Exercise: Reproduce every line of the material below verbatim.

[Source records]
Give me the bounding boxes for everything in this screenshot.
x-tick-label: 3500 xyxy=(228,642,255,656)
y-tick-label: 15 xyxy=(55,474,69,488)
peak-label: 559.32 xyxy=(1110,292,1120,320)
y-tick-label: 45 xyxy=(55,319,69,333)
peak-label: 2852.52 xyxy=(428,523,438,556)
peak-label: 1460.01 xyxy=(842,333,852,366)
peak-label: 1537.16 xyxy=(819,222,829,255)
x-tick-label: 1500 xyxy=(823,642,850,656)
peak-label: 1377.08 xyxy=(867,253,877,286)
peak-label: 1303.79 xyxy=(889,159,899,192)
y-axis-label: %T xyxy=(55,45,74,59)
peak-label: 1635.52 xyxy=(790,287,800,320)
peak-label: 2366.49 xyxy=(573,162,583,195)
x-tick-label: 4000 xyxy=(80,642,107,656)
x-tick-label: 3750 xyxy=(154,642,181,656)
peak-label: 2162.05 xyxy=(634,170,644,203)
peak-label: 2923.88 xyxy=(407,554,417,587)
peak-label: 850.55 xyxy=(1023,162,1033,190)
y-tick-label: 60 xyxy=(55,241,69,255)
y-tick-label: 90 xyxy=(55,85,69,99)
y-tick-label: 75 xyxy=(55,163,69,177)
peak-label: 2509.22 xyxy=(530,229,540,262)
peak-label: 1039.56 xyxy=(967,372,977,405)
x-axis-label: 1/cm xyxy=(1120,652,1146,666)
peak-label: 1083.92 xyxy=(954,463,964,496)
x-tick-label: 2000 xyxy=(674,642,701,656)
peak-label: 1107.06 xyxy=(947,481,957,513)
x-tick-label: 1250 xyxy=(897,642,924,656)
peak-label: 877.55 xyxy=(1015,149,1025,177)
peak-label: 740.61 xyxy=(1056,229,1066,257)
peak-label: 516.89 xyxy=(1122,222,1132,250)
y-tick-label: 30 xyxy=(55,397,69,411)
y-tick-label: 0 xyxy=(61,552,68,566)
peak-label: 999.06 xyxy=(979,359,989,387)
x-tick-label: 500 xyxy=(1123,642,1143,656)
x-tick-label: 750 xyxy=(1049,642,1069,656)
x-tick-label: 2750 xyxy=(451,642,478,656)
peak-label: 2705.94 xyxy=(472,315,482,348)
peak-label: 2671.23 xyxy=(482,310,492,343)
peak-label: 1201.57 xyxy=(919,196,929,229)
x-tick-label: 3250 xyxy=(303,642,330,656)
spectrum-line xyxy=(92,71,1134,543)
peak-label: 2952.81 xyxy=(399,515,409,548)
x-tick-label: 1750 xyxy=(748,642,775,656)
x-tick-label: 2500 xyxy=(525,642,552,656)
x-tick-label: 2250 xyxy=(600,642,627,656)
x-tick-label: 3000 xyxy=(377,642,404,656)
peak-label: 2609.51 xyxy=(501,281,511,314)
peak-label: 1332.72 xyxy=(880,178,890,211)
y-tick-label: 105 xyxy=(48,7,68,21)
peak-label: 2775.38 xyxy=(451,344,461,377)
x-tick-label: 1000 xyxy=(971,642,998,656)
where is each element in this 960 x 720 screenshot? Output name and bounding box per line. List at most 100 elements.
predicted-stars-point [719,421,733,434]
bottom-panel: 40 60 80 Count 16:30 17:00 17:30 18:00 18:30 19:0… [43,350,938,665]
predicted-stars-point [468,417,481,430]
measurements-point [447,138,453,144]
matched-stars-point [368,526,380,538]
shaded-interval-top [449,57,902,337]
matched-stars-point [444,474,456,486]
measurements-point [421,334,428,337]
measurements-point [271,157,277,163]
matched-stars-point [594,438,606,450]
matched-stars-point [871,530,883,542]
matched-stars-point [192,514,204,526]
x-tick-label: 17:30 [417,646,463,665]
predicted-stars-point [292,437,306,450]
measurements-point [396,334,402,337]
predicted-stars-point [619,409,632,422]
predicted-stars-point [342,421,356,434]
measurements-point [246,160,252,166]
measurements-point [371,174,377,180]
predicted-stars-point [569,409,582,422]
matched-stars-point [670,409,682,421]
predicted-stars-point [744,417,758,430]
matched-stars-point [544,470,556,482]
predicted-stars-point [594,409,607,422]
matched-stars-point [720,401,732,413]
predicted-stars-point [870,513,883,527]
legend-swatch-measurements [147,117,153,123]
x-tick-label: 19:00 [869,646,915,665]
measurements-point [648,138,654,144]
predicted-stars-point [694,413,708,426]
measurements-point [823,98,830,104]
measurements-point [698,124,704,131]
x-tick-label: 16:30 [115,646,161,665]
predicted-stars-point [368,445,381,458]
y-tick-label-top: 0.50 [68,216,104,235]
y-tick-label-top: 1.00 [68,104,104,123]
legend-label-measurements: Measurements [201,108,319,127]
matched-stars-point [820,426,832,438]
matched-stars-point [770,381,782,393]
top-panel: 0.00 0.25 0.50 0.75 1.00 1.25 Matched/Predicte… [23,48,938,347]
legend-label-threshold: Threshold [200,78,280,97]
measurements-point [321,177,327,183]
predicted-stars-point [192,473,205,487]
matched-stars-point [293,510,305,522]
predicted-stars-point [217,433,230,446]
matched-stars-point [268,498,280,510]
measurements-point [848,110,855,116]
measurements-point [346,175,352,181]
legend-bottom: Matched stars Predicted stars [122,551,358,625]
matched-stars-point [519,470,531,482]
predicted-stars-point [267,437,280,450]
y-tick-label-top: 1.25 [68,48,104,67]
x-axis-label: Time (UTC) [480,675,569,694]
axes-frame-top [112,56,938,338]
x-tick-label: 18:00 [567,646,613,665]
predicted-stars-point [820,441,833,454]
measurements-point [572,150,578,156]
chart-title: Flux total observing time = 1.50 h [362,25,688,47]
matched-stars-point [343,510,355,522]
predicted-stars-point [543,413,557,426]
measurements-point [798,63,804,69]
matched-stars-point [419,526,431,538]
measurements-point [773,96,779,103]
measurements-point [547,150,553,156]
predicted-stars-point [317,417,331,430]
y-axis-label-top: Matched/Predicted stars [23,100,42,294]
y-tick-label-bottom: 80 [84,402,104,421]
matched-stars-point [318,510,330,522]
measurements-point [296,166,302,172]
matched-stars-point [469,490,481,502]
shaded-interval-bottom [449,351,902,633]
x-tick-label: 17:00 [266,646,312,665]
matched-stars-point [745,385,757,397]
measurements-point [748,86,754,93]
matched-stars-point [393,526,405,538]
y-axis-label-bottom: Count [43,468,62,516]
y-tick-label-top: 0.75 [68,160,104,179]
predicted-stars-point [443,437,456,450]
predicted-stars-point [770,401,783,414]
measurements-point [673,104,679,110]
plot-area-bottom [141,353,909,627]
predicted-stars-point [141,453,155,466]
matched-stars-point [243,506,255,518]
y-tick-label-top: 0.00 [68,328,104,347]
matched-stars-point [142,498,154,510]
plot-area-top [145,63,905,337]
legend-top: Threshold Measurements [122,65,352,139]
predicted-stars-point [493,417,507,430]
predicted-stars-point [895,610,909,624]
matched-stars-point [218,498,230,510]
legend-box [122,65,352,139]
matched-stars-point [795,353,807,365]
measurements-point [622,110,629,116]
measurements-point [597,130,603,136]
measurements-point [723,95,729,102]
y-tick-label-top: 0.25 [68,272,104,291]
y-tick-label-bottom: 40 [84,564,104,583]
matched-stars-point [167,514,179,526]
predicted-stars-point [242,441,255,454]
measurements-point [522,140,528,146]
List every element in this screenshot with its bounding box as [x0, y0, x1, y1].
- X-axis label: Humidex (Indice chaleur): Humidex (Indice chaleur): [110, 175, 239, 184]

Task result:
Give me the bounding boxes for everything in this screenshot.
x-tick-label: 3500 xyxy=(228,642,255,656)
y-tick-label: 15 xyxy=(55,474,69,488)
peak-label: 559.32 xyxy=(1110,292,1120,320)
y-tick-label: 45 xyxy=(55,319,69,333)
peak-label: 2852.52 xyxy=(428,523,438,556)
peak-label: 1460.01 xyxy=(842,333,852,366)
peak-label: 1537.16 xyxy=(819,222,829,255)
x-tick-label: 1500 xyxy=(823,642,850,656)
peak-label: 1377.08 xyxy=(867,253,877,286)
peak-label: 1303.79 xyxy=(889,159,899,192)
y-axis-label: %T xyxy=(55,45,74,59)
peak-label: 1635.52 xyxy=(790,287,800,320)
peak-label: 2366.49 xyxy=(573,162,583,195)
x-tick-label: 4000 xyxy=(80,642,107,656)
x-tick-label: 3750 xyxy=(154,642,181,656)
peak-label: 2162.05 xyxy=(634,170,644,203)
peak-label: 2923.88 xyxy=(407,554,417,587)
peak-label: 850.55 xyxy=(1023,162,1033,190)
y-tick-label: 60 xyxy=(55,241,69,255)
y-tick-label: 90 xyxy=(55,85,69,99)
y-tick-label: 75 xyxy=(55,163,69,177)
peak-label: 2509.22 xyxy=(530,229,540,262)
peak-label: 1039.56 xyxy=(967,372,977,405)
x-axis-label: 1/cm xyxy=(1120,652,1146,666)
peak-label: 1083.92 xyxy=(954,463,964,496)
x-tick-label: 2000 xyxy=(674,642,701,656)
peak-label: 1107.06 xyxy=(947,481,957,513)
x-tick-label: 1250 xyxy=(897,642,924,656)
peak-label: 877.55 xyxy=(1015,149,1025,177)
peak-label: 740.61 xyxy=(1056,229,1066,257)
peak-label: 516.89 xyxy=(1122,222,1132,250)
y-tick-label: 30 xyxy=(55,397,69,411)
y-tick-label: 0 xyxy=(61,552,68,566)
peak-label: 999.06 xyxy=(979,359,989,387)
x-tick-label: 500 xyxy=(1123,642,1143,656)
x-tick-label: 750 xyxy=(1049,642,1069,656)
x-tick-label: 2750 xyxy=(451,642,478,656)
peak-label: 2705.94 xyxy=(472,315,482,348)
peak-label: 2671.23 xyxy=(482,310,492,343)
peak-label: 1201.57 xyxy=(919,196,929,229)
x-tick-label: 3250 xyxy=(303,642,330,656)
spectrum-line xyxy=(92,71,1134,543)
peak-label: 2952.81 xyxy=(399,515,409,548)
x-tick-label: 1750 xyxy=(748,642,775,656)
x-tick-label: 2500 xyxy=(525,642,552,656)
x-tick-label: 2250 xyxy=(600,642,627,656)
x-tick-label: 3000 xyxy=(377,642,404,656)
peak-label: 2609.51 xyxy=(501,281,511,314)
peak-label: 1332.72 xyxy=(880,178,890,211)
y-tick-label: 105 xyxy=(48,7,68,21)
peak-label: 2775.38 xyxy=(451,344,461,377)
x-tick-label: 1000 xyxy=(971,642,998,656)
where is each element in this 960 x 720 screenshot? Output name and bounding box per line. List at most 100 elements.
predicted-stars-point [719,421,733,434]
bottom-panel: 40 60 80 Count 16:30 17:00 17:30 18:00 18:30 19:0… [43,350,938,665]
predicted-stars-point [468,417,481,430]
measurements-point [447,138,453,144]
matched-stars-point [368,526,380,538]
shaded-interval-top [449,57,902,337]
matched-stars-point [444,474,456,486]
measurements-point [421,334,428,337]
measurements-point [271,157,277,163]
matched-stars-point [594,438,606,450]
matched-stars-point [871,530,883,542]
matched-stars-point [192,514,204,526]
x-tick-label: 17:30 [417,646,463,665]
predicted-stars-point [292,437,306,450]
measurements-point [396,334,402,337]
predicted-stars-point [619,409,632,422]
predicted-stars-point [342,421,356,434]
measurements-point [246,160,252,166]
measurements-point [371,174,377,180]
predicted-stars-point [569,409,582,422]
matched-stars-point [670,409,682,421]
predicted-stars-point [744,417,758,430]
matched-stars-point [544,470,556,482]
predicted-stars-point [594,409,607,422]
matched-stars-point [720,401,732,413]
predicted-stars-point [870,513,883,527]
legend-swatch-measurements [147,117,153,123]
x-tick-label: 19:00 [869,646,915,665]
measurements-point [648,138,654,144]
predicted-stars-point [694,413,708,426]
measurements-point [823,98,830,104]
measurements-point [698,124,704,131]
x-tick-label: 16:30 [115,646,161,665]
predicted-stars-point [368,445,381,458]
y-tick-label-top: 0.50 [68,216,104,235]
y-tick-label-top: 1.00 [68,104,104,123]
legend-label-measurements: Measurements [201,108,319,127]
matched-stars-point [820,426,832,438]
matched-stars-point [770,381,782,393]
top-panel: 0.00 0.25 0.50 0.75 1.00 1.25 Matched/Predicte… [23,48,938,347]
legend-label-threshold: Threshold [200,78,280,97]
measurements-point [321,177,327,183]
predicted-stars-point [192,473,205,487]
matched-stars-point [293,510,305,522]
predicted-stars-point [217,433,230,446]
matched-stars-point [268,498,280,510]
measurements-point [848,110,855,116]
measurements-point [346,175,352,181]
legend-bottom: Matched stars Predicted stars [122,551,358,625]
matched-stars-point [519,470,531,482]
predicted-stars-point [267,437,280,450]
y-tick-label-top: 1.25 [68,48,104,67]
x-axis-label: Time (UTC) [480,675,569,694]
axes-frame-top [112,56,938,338]
x-tick-label: 18:00 [567,646,613,665]
predicted-stars-point [820,441,833,454]
measurements-point [572,150,578,156]
chart-title: Flux total observing time = 1.50 h [362,25,688,47]
matched-stars-point [343,510,355,522]
predicted-stars-point [543,413,557,426]
measurements-point [798,63,804,69]
matched-stars-point [419,526,431,538]
measurements-point [773,96,779,103]
measurements-point [547,150,553,156]
predicted-stars-point [317,417,331,430]
y-axis-label-top: Matched/Predicted stars [23,100,42,294]
y-tick-label-bottom: 80 [84,402,104,421]
matched-stars-point [318,510,330,522]
measurements-point [296,166,302,172]
matched-stars-point [469,490,481,502]
shaded-interval-bottom [449,351,902,633]
x-tick-label: 17:00 [266,646,312,665]
matched-stars-point [745,385,757,397]
measurements-point [748,86,754,93]
matched-stars-point [393,526,405,538]
y-axis-label-bottom: Count [43,468,62,516]
y-tick-label-top: 0.75 [68,160,104,179]
predicted-stars-point [443,437,456,450]
predicted-stars-point [770,401,783,414]
measurements-point [673,104,679,110]
plot-area-bottom [141,353,909,627]
predicted-stars-point [141,453,155,466]
matched-stars-point [243,506,255,518]
y-tick-label-top: 0.00 [68,328,104,347]
matched-stars-point [142,498,154,510]
plot-area-top [145,63,905,337]
legend-top: Threshold Measurements [122,65,352,139]
predicted-stars-point [493,417,507,430]
predicted-stars-point [895,610,909,624]
matched-stars-point [218,498,230,510]
legend-box [122,65,352,139]
matched-stars-point [795,353,807,365]
measurements-point [622,110,629,116]
measurements-point [597,130,603,136]
measurements-point [723,95,729,102]
y-tick-label-top: 0.25 [68,272,104,291]
y-tick-label-bottom: 40 [84,564,104,583]
matched-stars-point [167,514,179,526]
predicted-stars-point [242,441,255,454]
measurements-point [522,140,528,146]
List every element in this screenshot with its bounding box as [x0, y0, x1, y1].
- X-axis label: Humidex (Indice chaleur): Humidex (Indice chaleur): [110, 175, 239, 184]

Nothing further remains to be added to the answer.